What is needed: Transcribe word for word the lines spanning the line with "Parse this screenshot: output" through the end of the records.

Rows from a dataset:
(begin)

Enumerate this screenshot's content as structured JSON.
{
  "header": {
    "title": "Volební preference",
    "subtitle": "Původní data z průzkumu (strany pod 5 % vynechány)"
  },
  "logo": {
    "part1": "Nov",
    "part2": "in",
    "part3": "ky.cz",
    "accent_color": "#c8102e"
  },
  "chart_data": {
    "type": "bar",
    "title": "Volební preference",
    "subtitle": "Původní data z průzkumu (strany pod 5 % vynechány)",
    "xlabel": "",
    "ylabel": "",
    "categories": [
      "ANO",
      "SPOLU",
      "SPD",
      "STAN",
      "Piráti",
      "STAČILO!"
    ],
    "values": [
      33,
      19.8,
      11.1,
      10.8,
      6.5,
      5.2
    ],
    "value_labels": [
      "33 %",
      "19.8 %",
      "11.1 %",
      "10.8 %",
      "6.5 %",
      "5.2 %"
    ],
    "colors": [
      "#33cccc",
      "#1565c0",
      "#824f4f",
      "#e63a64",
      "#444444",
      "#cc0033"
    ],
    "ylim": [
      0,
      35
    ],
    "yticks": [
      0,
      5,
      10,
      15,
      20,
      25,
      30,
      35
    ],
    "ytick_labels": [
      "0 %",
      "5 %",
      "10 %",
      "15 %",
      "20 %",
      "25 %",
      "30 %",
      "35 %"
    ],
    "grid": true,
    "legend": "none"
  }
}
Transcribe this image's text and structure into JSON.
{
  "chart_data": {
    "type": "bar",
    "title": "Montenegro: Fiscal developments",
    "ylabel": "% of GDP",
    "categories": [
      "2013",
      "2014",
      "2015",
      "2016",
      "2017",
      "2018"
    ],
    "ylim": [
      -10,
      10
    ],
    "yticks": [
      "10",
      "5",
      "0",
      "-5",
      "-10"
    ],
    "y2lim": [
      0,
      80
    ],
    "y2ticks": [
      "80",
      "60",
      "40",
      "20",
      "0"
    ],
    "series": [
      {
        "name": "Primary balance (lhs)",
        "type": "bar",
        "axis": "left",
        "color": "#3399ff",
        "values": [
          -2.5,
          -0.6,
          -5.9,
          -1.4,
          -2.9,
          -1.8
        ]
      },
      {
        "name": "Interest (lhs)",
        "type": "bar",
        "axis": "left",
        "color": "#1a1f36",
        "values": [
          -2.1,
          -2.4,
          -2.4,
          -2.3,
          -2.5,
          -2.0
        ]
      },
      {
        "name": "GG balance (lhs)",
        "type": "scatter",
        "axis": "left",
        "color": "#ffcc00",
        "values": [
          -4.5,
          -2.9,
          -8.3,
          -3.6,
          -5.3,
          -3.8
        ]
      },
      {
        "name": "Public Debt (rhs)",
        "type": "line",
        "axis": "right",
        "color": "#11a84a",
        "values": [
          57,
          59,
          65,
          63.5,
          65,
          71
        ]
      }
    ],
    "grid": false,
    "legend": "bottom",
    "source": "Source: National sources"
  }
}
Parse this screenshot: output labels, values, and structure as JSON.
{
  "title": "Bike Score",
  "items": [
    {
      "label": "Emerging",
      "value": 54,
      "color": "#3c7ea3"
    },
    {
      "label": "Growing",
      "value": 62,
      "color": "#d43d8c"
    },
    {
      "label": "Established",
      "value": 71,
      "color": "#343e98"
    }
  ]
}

(end)

Answer to the exercise:
Parse this screenshot: output labels, values, and structure as JSON.
{
  "title": "Bike Score",
  "items": [
    {
      "label": "Emerging",
      "value": 54,
      "color": "#3c7ea3"
    },
    {
      "label": "Growing",
      "value": 62,
      "color": "#d43d8c"
    },
    {
      "label": "Established",
      "value": 71,
      "color": "#343e98"
    }
  ]
}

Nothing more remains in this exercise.